- Instruction
Type out the material below exactly.
==== Recorded data ====
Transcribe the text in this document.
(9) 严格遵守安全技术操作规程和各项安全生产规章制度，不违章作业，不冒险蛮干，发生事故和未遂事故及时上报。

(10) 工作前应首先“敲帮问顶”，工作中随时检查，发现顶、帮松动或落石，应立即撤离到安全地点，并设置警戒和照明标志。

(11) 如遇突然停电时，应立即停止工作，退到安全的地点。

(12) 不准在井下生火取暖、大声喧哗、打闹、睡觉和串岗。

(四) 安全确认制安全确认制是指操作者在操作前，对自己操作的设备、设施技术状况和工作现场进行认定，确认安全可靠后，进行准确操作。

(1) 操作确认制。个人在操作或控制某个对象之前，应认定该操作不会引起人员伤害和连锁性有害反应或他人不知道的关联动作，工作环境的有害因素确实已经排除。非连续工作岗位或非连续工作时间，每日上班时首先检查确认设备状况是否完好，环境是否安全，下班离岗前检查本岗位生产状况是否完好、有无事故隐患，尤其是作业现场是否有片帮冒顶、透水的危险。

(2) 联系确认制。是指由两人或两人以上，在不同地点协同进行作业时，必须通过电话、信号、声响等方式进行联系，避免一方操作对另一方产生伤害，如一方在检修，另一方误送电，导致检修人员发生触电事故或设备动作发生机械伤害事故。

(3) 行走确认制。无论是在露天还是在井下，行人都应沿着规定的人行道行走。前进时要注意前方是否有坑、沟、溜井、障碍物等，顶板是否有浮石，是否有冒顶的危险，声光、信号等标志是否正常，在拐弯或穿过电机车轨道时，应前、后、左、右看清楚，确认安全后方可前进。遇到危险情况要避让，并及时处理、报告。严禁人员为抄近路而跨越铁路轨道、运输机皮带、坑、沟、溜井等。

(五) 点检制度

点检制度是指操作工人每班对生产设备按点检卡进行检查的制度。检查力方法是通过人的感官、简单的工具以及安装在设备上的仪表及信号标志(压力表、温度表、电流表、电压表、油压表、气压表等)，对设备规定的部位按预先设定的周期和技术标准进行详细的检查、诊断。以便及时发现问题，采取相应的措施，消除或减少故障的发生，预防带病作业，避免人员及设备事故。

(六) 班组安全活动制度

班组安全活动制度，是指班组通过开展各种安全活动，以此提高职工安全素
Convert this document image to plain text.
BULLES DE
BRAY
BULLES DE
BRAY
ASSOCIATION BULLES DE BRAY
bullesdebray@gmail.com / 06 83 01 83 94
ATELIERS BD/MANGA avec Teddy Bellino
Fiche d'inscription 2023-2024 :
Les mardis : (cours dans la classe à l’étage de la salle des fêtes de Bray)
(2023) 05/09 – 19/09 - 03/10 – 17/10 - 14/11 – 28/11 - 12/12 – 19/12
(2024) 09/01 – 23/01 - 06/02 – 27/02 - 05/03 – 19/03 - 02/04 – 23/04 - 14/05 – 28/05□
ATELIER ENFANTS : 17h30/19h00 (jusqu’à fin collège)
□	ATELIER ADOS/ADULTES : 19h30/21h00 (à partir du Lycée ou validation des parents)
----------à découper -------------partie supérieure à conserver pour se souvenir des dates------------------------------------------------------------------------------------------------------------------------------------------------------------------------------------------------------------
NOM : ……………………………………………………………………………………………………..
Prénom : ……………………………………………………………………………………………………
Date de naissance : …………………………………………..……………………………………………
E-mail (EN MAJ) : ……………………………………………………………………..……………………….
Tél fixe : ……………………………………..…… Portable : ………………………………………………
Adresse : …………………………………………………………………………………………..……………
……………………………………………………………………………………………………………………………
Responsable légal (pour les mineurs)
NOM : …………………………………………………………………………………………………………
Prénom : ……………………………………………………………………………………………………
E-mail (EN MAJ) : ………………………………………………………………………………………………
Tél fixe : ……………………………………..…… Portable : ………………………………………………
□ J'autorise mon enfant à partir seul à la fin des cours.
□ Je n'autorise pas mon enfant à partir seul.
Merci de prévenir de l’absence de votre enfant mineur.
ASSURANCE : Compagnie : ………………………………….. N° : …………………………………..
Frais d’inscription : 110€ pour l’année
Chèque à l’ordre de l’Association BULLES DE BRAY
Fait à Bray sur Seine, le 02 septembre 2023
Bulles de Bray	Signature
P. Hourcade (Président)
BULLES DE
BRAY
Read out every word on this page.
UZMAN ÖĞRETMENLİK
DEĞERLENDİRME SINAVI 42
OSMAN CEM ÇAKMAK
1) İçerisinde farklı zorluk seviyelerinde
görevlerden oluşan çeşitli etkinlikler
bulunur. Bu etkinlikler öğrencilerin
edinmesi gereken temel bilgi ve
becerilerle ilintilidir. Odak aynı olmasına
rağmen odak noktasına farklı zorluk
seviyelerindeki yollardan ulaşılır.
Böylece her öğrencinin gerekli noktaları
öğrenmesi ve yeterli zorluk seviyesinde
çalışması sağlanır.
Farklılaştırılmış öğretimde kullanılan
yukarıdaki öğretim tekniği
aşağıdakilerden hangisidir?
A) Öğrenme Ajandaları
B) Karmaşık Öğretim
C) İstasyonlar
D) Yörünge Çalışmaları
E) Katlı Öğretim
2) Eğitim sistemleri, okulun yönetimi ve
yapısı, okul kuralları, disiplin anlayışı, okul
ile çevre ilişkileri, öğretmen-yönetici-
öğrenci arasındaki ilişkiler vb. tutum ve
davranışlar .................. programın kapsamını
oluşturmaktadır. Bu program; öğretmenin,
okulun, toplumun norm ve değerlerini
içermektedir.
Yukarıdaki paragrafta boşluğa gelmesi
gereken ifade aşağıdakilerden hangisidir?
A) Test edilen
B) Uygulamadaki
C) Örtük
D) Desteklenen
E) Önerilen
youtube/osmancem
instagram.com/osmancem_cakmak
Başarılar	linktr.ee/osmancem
====
- Reply
Transcribe the text in this document.
(9) 严格遵守安全技术操作规程和各项安全生产规章制度，不违章作业，不冒险蛮干，发生事故和未遂事故及时上报。

(10) 工作前应首先“敲帮问顶”，工作中随时检查，发现顶、帮松动或落石，应立即撤离到安全地点，并设置警戒和照明标志。

(11) 如遇突然停电时，应立即停止工作，退到安全的地点。

(12) 不准在井下生火取暖、大声喧哗、打闹、睡觉和串岗。

(四) 安全确认制安全确认制是指操作者在操作前，对自己操作的设备、设施技术状况和工作现场进行认定，确认安全可靠后，进行准确操作。

(1) 操作确认制。个人在操作或控制某个对象之前，应认定该操作不会引起人员伤害和连锁性有害反应或他人不知道的关联动作，工作环境的有害因素确实已经排除。非连续工作岗位或非连续工作时间，每日上班时首先检查确认设备状况是否完好，环境是否安全，下班离岗前检查本岗位生产状况是否完好、有无事故隐患，尤其是作业现场是否有片帮冒顶、透水的危险。

(2) 联系确认制。是指由两人或两人以上，在不同地点协同进行作业时，必须通过电话、信号、声响等方式进行联系，避免一方操作对另一方产生伤害，如一方在检修，另一方误送电，导致检修人员发生触电事故或设备动作发生机械伤害事故。

(3) 行走确认制。无论是在露天还是在井下，行人都应沿着规定的人行道行走。前进时要注意前方是否有坑、沟、溜井、障碍物等，顶板是否有浮石，是否有冒顶的危险，声光、信号等标志是否正常，在拐弯或穿过电机车轨道时，应前、后、左、右看清楚，确认安全后方可前进。遇到危险情况要避让，并及时处理、报告。严禁人员为抄近路而跨越铁路轨道、运输机皮带、坑、沟、溜井等。

(五) 点检制度

点检制度是指操作工人每班对生产设备按点检卡进行检查的制度。检查力方法是通过人的感官、简单的工具以及安装在设备上的仪表及信号标志(压力表、温度表、电流表、电压表、油压表、气压表等)，对设备规定的部位按预先设定的周期和技术标准进行详细的检查、诊断。以便及时发现问题，采取相应的措施，消除或减少故障的发生，预防带病作业，避免人员及设备事故。

(六) 班组安全活动制度

班组安全活动制度，是指班组通过开展各种安全活动，以此提高职工安全素
Convert this document image to plain text.
BULLES DE
BRAY
BULLES DE
BRAY
ASSOCIATION BULLES DE BRAY
bullesdebray@gmail.com / 06 83 01 83 94
ATELIERS BD/MANGA avec Teddy Bellino
Fiche d'inscription 2023-2024 :
Les mardis : (cours dans la classe à l’étage de la salle des fêtes de Bray)
(2023) 05/09 – 19/09 - 03/10 – 17/10 - 14/11 – 28/11 - 12/12 – 19/12
(2024) 09/01 – 23/01 - 06/02 – 27/02 - 05/03 – 19/03 - 02/04 – 23/04 - 14/05 – 28/05□
ATELIER ENFANTS : 17h30/19h00 (jusqu’à fin collège)
□	ATELIER ADOS/ADULTES : 19h30/21h00 (à partir du Lycée ou validation des parents)
----------à découper -------------partie supérieure à conserver pour se souvenir des dates------------------------------------------------------------------------------------------------------------------------------------------------------------------------------------------------------------
NOM : ……………………………………………………………………………………………………..
Prénom : ……………………………………………………………………………………………………
Date de naissance : …………………………………………..……………………………………………
E-mail (EN MAJ) : ……………………………………………………………………..……………………….
Tél fixe : ……………………………………..…… Portable : ………………………………………………
Adresse : …………………………………………………………………………………………..……………
……………………………………………………………………………………………………………………………
Responsable légal (pour les mineurs)
NOM : …………………………………………………………………………………………………………
Prénom : ……………………………………………………………………………………………………
E-mail (EN MAJ) : ………………………………………………………………………………………………
Tél fixe : ……………………………………..…… Portable : ………………………………………………
□ J'autorise mon enfant à partir seul à la fin des cours.
□ Je n'autorise pas mon enfant à partir seul.
Merci de prévenir de l’absence de votre enfant mineur.
ASSURANCE : Compagnie : ………………………………….. N° : …………………………………..
Frais d’inscription : 110€ pour l’année
Chèque à l’ordre de l’Association BULLES DE BRAY
Fait à Bray sur Seine, le 02 septembre 2023
Bulles de Bray	Signature
P. Hourcade (Président)
BULLES DE
BRAY
Read out every word on this page.
UZMAN ÖĞRETMENLİK
DEĞERLENDİRME SINAVI 42
OSMAN CEM ÇAKMAK
1) İçerisinde farklı zorluk seviyelerinde
görevlerden oluşan çeşitli etkinlikler
bulunur. Bu etkinlikler öğrencilerin
edinmesi gereken temel bilgi ve
becerilerle ilintilidir. Odak aynı olmasına
rağmen odak noktasına farklı zorluk
seviyelerindeki yollardan ulaşılır.
Böylece her öğrencinin gerekli noktaları
öğrenmesi ve yeterli zorluk seviyesinde
çalışması sağlanır.
Farklılaştırılmış öğretimde kullanılan
yukarıdaki öğretim tekniği
aşağıdakilerden hangisidir?
A) Öğrenme Ajandaları
B) Karmaşık Öğretim
C) İstasyonlar
D) Yörünge Çalışmaları
E) Katlı Öğretim
2) Eğitim sistemleri, okulun yönetimi ve
yapısı, okul kuralları, disiplin anlayışı, okul
ile çevre ilişkileri, öğretmen-yönetici-
öğrenci arasındaki ilişkiler vb. tutum ve
davranışlar .................. programın kapsamını
oluşturmaktadır. Bu program; öğretmenin,
okulun, toplumun norm ve değerlerini
içermektedir.
Yukarıdaki paragrafta boşluğa gelmesi
gereken ifade aşağıdakilerden hangisidir?
A) Test edilen
B) Uygulamadaki
C) Örtük
D) Desteklenen
E) Önerilen
youtube/osmancem
instagram.com/osmancem_cakmak
Başarılar	linktr.ee/osmancem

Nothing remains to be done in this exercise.